And if Christ has not been raised, your faith is futile and you are still in your sins. Then those also who have fallen asleep in Christ have perished. If in Christ we have hope in this life only, we are of all people most to be pitied.1 Corinthians 15:17-19
If Good Friday were the end of the story and the Man on the cross merely died, the way I’ve lived my life for the last 17-odd years has been nothing more than a waste.
Without the Resurrection, the sacrifices I’ve made, the pain I’ve endured, the hours spent in prayer and Bible study, the money gifted to the Church and missions – wasted. Useless. Meaningless.
But don’t ask me. Ask Moses, a Ugandan man who’s been run out of his home along with his wife and 6 children because of his decision to follow Yeshua instead of Mohammed.
Or Sukbati whose husband was murdered for his faith and who now must support five children in the midst of her grief. Yet she has said she will not give up on Jesus.
Without the Resurrection, Good Friday is no longer good. It becomes just a day that another man died – one of billions. And Moses and Sukbati and millions like them suffer needlessly – giving up ease in this life for no reason at all.

**DATASET ROWS**
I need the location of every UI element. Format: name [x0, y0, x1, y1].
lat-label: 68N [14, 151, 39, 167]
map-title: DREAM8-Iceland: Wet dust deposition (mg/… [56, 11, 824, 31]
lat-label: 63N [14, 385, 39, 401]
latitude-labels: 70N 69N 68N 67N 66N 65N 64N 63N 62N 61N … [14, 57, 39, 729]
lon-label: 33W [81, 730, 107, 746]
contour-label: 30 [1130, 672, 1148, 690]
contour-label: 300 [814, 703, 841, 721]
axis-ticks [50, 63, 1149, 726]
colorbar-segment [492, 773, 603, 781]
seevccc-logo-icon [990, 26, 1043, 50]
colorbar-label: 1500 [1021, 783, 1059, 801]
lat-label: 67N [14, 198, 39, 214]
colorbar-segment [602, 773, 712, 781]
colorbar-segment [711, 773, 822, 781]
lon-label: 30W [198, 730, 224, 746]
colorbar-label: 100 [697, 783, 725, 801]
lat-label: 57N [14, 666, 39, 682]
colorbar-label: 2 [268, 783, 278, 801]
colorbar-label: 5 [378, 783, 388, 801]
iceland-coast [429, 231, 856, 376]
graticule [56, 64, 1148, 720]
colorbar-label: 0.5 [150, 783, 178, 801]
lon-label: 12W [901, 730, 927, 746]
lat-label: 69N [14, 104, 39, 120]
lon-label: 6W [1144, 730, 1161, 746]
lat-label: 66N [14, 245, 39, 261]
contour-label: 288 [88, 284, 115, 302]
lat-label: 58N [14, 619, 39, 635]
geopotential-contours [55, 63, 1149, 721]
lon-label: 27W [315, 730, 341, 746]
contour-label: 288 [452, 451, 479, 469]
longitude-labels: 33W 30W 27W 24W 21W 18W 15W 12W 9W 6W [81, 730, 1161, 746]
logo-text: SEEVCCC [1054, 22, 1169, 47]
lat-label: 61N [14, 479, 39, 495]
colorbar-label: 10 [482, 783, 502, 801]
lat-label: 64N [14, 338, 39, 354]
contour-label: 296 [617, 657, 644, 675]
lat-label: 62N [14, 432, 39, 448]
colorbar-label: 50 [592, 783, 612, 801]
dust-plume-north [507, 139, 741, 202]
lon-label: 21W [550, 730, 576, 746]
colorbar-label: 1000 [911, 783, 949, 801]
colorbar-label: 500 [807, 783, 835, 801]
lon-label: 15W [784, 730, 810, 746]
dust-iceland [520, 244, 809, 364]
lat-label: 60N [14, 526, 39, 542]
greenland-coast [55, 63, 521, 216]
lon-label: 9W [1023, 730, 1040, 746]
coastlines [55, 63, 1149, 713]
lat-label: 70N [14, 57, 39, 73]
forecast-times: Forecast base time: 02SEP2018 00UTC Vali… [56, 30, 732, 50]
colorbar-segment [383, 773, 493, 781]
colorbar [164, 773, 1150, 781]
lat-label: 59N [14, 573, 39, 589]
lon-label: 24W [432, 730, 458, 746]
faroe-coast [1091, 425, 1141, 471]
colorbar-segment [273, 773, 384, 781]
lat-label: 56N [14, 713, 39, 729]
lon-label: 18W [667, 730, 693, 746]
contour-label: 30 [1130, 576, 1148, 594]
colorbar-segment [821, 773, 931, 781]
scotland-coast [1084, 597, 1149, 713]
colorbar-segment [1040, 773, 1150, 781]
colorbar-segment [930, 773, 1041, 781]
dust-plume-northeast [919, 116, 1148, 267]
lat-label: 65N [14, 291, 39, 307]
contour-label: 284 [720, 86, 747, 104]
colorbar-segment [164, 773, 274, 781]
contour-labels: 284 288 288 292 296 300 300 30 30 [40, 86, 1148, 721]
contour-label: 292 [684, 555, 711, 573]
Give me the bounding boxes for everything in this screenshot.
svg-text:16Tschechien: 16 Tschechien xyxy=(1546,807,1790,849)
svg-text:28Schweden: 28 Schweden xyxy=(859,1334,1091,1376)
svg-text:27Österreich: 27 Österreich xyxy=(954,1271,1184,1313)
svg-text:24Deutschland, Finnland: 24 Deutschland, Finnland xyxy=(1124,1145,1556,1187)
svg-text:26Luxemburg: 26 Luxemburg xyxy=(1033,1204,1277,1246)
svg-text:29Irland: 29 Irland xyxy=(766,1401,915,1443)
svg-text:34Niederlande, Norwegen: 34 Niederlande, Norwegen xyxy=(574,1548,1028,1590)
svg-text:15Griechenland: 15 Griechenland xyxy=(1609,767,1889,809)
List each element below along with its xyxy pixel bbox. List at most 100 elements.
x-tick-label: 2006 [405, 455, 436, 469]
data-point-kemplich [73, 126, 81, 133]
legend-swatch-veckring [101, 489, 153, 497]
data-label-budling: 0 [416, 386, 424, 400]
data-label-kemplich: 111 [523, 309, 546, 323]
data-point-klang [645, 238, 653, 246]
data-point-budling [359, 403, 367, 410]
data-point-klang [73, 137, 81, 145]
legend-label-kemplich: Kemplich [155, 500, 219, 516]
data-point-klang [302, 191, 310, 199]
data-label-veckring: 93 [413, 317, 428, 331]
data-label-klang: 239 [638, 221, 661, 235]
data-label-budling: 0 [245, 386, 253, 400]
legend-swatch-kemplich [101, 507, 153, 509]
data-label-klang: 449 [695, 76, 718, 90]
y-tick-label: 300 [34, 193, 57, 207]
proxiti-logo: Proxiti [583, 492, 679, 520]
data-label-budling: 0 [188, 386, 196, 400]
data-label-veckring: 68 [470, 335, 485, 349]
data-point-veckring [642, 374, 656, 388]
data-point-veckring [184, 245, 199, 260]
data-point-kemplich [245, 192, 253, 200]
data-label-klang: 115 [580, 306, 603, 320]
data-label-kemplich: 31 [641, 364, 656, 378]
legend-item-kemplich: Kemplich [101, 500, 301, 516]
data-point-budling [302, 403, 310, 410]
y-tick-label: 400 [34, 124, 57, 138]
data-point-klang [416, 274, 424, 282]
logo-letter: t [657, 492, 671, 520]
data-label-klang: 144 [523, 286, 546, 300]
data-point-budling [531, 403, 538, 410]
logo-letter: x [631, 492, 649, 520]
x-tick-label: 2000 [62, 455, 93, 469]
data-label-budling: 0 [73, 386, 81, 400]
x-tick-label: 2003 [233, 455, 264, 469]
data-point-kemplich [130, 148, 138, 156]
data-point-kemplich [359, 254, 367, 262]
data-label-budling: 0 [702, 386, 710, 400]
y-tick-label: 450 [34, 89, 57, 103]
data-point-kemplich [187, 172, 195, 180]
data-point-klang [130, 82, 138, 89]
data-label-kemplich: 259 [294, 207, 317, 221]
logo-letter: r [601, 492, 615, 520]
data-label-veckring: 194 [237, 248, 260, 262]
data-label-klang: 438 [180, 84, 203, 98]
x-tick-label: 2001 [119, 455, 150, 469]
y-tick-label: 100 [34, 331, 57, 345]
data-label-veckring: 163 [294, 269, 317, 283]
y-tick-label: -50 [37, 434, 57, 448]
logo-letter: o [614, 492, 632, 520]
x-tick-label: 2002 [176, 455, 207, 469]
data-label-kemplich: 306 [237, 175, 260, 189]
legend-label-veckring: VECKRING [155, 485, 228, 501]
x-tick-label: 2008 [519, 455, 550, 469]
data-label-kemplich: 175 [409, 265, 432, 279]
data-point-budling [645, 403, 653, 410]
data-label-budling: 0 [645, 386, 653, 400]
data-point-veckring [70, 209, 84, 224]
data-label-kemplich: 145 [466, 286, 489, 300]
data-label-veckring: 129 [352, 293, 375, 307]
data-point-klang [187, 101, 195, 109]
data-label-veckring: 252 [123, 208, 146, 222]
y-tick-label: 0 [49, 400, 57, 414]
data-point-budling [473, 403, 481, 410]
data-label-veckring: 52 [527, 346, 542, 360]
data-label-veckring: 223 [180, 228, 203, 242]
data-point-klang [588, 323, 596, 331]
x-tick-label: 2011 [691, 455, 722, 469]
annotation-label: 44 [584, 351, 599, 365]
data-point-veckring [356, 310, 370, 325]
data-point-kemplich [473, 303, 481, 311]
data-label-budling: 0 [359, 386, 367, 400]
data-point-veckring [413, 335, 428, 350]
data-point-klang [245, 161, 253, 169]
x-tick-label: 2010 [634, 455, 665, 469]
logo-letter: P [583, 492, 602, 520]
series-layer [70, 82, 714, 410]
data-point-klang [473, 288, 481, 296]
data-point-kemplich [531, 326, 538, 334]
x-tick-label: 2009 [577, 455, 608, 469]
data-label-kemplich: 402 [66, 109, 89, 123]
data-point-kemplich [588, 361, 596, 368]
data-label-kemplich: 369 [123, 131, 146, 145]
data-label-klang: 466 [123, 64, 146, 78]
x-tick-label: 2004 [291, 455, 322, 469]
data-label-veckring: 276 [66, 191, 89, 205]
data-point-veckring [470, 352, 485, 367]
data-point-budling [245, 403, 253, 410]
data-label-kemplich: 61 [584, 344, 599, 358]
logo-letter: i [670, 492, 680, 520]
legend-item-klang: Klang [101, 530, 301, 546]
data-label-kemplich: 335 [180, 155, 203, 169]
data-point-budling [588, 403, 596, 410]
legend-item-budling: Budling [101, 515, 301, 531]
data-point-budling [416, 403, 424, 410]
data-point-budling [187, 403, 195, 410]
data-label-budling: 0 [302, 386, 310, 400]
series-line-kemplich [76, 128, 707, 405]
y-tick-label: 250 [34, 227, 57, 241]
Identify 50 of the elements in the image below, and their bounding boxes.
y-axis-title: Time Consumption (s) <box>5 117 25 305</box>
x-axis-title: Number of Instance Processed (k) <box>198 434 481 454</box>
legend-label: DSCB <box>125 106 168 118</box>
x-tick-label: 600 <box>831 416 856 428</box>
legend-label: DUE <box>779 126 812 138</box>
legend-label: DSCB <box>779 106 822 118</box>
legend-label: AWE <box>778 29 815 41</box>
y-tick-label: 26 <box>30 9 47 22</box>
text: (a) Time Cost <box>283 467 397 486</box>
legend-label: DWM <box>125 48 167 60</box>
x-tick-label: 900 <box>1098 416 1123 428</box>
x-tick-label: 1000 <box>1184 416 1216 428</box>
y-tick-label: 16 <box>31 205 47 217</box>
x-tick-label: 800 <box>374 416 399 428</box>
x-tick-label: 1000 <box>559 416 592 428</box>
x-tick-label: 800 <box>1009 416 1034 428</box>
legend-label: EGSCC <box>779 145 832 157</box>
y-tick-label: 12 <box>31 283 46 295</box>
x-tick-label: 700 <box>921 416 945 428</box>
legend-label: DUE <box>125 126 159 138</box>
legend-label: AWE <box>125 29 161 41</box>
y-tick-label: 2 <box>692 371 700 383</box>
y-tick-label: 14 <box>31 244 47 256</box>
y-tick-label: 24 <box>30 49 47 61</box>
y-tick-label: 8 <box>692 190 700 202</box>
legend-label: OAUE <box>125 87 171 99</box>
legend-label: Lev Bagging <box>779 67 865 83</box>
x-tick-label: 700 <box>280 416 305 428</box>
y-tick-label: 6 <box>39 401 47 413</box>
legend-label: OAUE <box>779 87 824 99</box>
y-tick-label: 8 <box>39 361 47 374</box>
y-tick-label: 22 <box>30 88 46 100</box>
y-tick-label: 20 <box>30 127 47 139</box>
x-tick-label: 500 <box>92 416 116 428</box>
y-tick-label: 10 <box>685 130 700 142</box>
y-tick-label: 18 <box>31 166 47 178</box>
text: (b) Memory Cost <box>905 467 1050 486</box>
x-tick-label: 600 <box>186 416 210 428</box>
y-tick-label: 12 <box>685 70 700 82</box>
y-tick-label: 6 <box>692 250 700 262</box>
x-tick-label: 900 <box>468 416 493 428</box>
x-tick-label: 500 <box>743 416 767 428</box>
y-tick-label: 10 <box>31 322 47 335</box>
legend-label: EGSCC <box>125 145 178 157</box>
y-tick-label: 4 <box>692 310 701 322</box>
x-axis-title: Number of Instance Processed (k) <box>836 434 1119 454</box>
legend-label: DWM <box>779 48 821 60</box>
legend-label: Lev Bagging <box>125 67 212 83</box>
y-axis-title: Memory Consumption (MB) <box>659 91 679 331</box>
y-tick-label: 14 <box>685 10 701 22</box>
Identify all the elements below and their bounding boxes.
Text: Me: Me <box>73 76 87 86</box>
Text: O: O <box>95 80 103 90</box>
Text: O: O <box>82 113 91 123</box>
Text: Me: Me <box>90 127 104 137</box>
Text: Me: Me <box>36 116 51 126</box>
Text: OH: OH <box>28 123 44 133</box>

**PROBLEM**
Write out, word for word, the passage of the Resurrection reflection starting at "Without the Resurrection, Good" and ending at "reason at all.".

**WRITTEN ANSWER**
Without the Resurrection, Good Friday is no longer good. It becomes just a day that another man died – one of billions. And Moses and Sukbati and millions like them suffer needlessly – giving up ease in this life for no reason at all.